What needs to be done:
Give the entries back exactly, dropping each image.

Entries supplied:
■ ■ ■ ■ ■
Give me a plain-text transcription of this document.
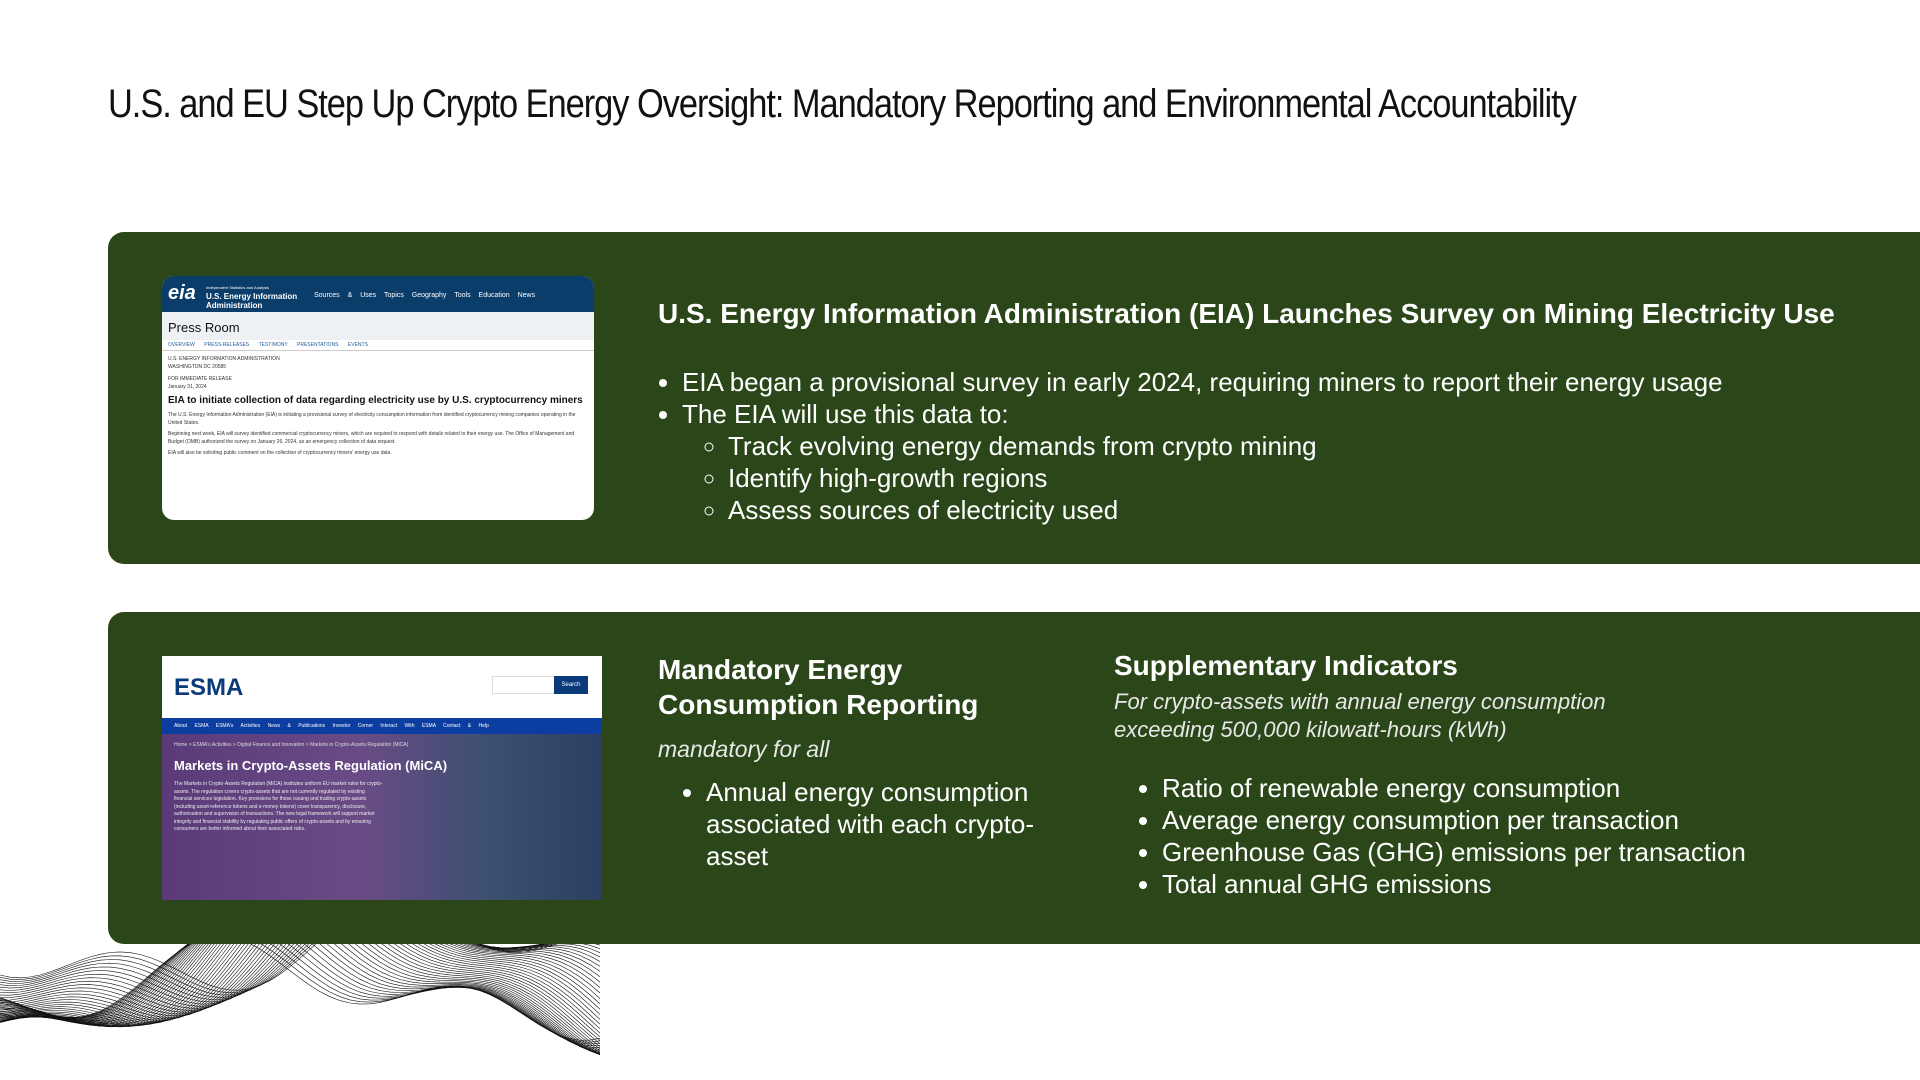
U.S. and EU Step Up Crypto Energy Oversight: Mandatory Reporting and Environmental Accountability
eia	Independent Statistics and Analysis
U.S. Energy Information Administration
Sources & Uses Topics Geography Tools Education News
Press Room
OVERVIEW PRESS-RELEASES TESTIMONY PRESENTATIONS EVENTS
U.S. ENERGY INFORMATION ADMINISTRATION
WASHINGTON DC 20585
FOR IMMEDIATE RELEASE
January 31, 2024
EIA to initiate collection of data regarding electricity use by U.S. cryptocurrency miners
The U.S. Energy Information Administration (EIA) is initiating a provisional survey of electricity consumption information from identified cryptocurrency mining companies operating in the United States.
Beginning next week, EIA will survey identified commercial cryptocurrency miners, which are required to respond with details related to their energy use. The Office of Management and Budget (OMB) authorized the survey on January 26, 2024, as an emergency collection of data request.
EIA will also be soliciting public comment on the collection of cryptocurrency miners' energy use data.
U.S. Energy Information Administration (EIA) Launches Survey on Mining Electricity Use
• EIA began a provisional survey in early 2024, requiring miners to report their energy usage
• The EIA will use this data to:
◦ Track evolving energy demands from crypto mining
◦ Identify high-growth regions
◦ Assess sources of electricity used
ESMA	Search
About ESMA ESMA's Activities News & Publications Investor Corner Interact With ESMA Contact & Help
Home > ESMA's Activities > Digital Finance and Innovation > Markets in Crypto-Assets Regulation (MiCA)
Markets in Crypto-Assets Regulation (MiCA)
The Markets in Crypto-Assets Regulation (MiCA) institutes uniform EU market rules for crypto-assets. The regulation covers crypto-assets that are not currently regulated by existing financial services legislation. Key provisions for those issuing and trading crypto-assets (including asset-reference tokens and e-money tokens) cover transparency, disclosure, authorisation and supervision of transactions. The new legal framework will support market integrity and financial stability by regulating public offers of crypto-assets and by ensuring consumers are better informed about their associated risks.
Mandatory Energy Consumption Reporting
mandatory for all
• Annual energy consumption associated with each crypto-asset
Supplementary Indicators
For crypto-assets with annual energy consumption exceeding 500,000 kilowatt-hours (kWh)
• Ratio of renewable energy consumption
• Average energy consumption per transaction
• Greenhouse Gas (GHG) emissions per transaction
• Total annual GHG emissions
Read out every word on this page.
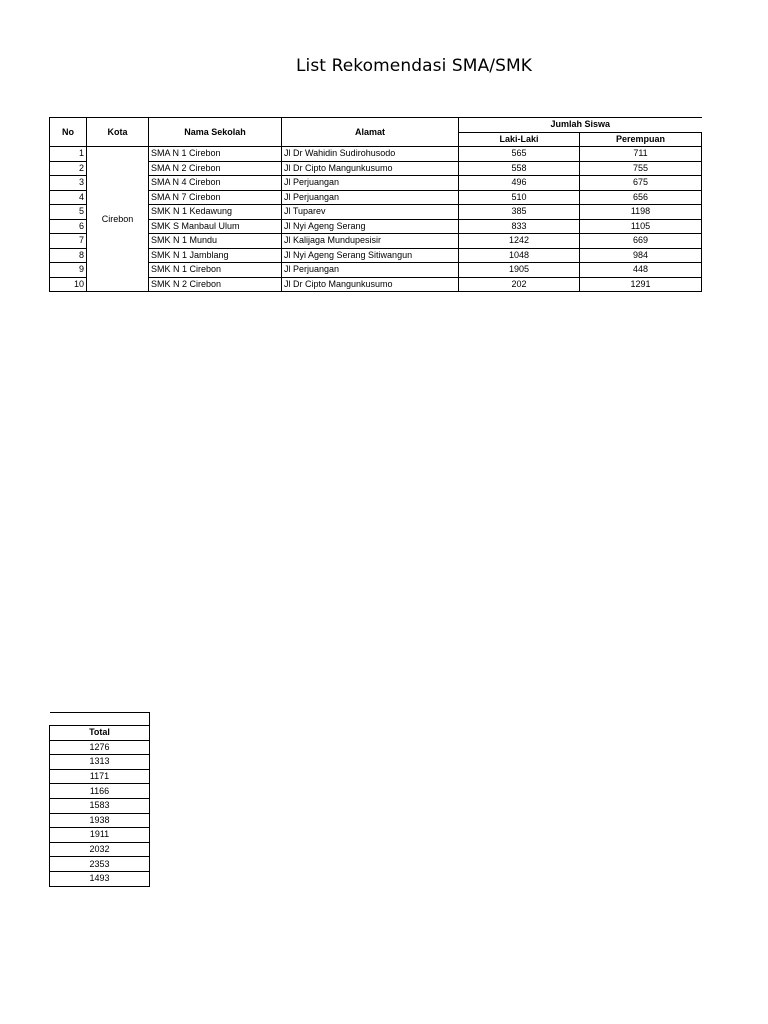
List Rekomendasi SMA/SMK
No	Kota	Nama Sekolah	Alamat	Jumlah Siswa	
				Laki-Laki	Perempuan
1	Cirebon	SMA N 1 Cirebon	Jl Dr Wahidin Sudirohusodo	565	711
2		SMA N 2 Cirebon	Jl Dr Cipto Mangunkusumo	558	755
3		SMA N 4 Cirebon	Jl Perjuangan	496	675
4		SMA N 7 Cirebon	Jl Perjuangan	510	656
5		SMK N 1 Kedawung	Jl Tuparev	385	1198
6		SMK S Manbaul Ulum	Jl Nyi Ageng Serang	833	1105
7		SMK N 1 Mundu	Jl Kalijaga Mundupesisir	1242	669
8		SMK N 1 Jamblang	Jl Nyi Ageng Serang Sitiwangun	1048	984
9		SMK N 1 Cirebon	Jl Perjuangan	1905	448
10		SMK N 2 Cirebon	Jl Dr Cipto Mangunkusumo	202	1291

Total
1276
1313
1171
1166
1583
1938
1911
2032
2353
1493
■ ■ ■ ■ ■
Problem solution:
Give me a plain-text transcription of this document.
U.S. and EU Step Up Crypto Energy Oversight: Mandatory Reporting and Environmental Accountability
eia	Independent Statistics and Analysis
U.S. Energy Information Administration
Sources & Uses Topics Geography Tools Education News
Press Room
OVERVIEW PRESS-RELEASES TESTIMONY PRESENTATIONS EVENTS
U.S. ENERGY INFORMATION ADMINISTRATION
WASHINGTON DC 20585
FOR IMMEDIATE RELEASE
January 31, 2024
EIA to initiate collection of data regarding electricity use by U.S. cryptocurrency miners
The U.S. Energy Information Administration (EIA) is initiating a provisional survey of electricity consumption information from identified cryptocurrency mining companies operating in the United States.
Beginning next week, EIA will survey identified commercial cryptocurrency miners, which are required to respond with details related to their energy use. The Office of Management and Budget (OMB) authorized the survey on January 26, 2024, as an emergency collection of data request.
EIA will also be soliciting public comment on the collection of cryptocurrency miners' energy use data.
U.S. Energy Information Administration (EIA) Launches Survey on Mining Electricity Use
• EIA began a provisional survey in early 2024, requiring miners to report their energy usage
• The EIA will use this data to:
◦ Track evolving energy demands from crypto mining
◦ Identify high-growth regions
◦ Assess sources of electricity used
ESMA	Search
About ESMA ESMA's Activities News & Publications Investor Corner Interact With ESMA Contact & Help
Home > ESMA's Activities > Digital Finance and Innovation > Markets in Crypto-Assets Regulation (MiCA)
Markets in Crypto-Assets Regulation (MiCA)
The Markets in Crypto-Assets Regulation (MiCA) institutes uniform EU market rules for crypto-assets. The regulation covers crypto-assets that are not currently regulated by existing financial services legislation. Key provisions for those issuing and trading crypto-assets (including asset-reference tokens and e-money tokens) cover transparency, disclosure, authorisation and supervision of transactions. The new legal framework will support market integrity and financial stability by regulating public offers of crypto-assets and by ensuring consumers are better informed about their associated risks.
Mandatory Energy Consumption Reporting
mandatory for all
• Annual energy consumption associated with each crypto-asset
Supplementary Indicators
For crypto-assets with annual energy consumption exceeding 500,000 kilowatt-hours (kWh)
• Ratio of renewable energy consumption
• Average energy consumption per transaction
• Greenhouse Gas (GHG) emissions per transaction
• Total annual GHG emissions
Read out every word on this page.
List Rekomendasi SMA/SMK
No	Kota	Nama Sekolah	Alamat	Jumlah Siswa	
				Laki-Laki	Perempuan
1	Cirebon	SMA N 1 Cirebon	Jl Dr Wahidin Sudirohusodo	565	711
2		SMA N 2 Cirebon	Jl Dr Cipto Mangunkusumo	558	755
3		SMA N 4 Cirebon	Jl Perjuangan	496	675
4		SMA N 7 Cirebon	Jl Perjuangan	510	656
5		SMK N 1 Kedawung	Jl Tuparev	385	1198
6		SMK S Manbaul Ulum	Jl Nyi Ageng Serang	833	1105
7		SMK N 1 Mundu	Jl Kalijaga Mundupesisir	1242	669
8		SMK N 1 Jamblang	Jl Nyi Ageng Serang Sitiwangun	1048	984
9		SMK N 1 Cirebon	Jl Perjuangan	1905	448
10		SMK N 2 Cirebon	Jl Dr Cipto Mangunkusumo	202	1291

Total
1276
1313
1171
1166
1583
1938
1911
2032
2353
1493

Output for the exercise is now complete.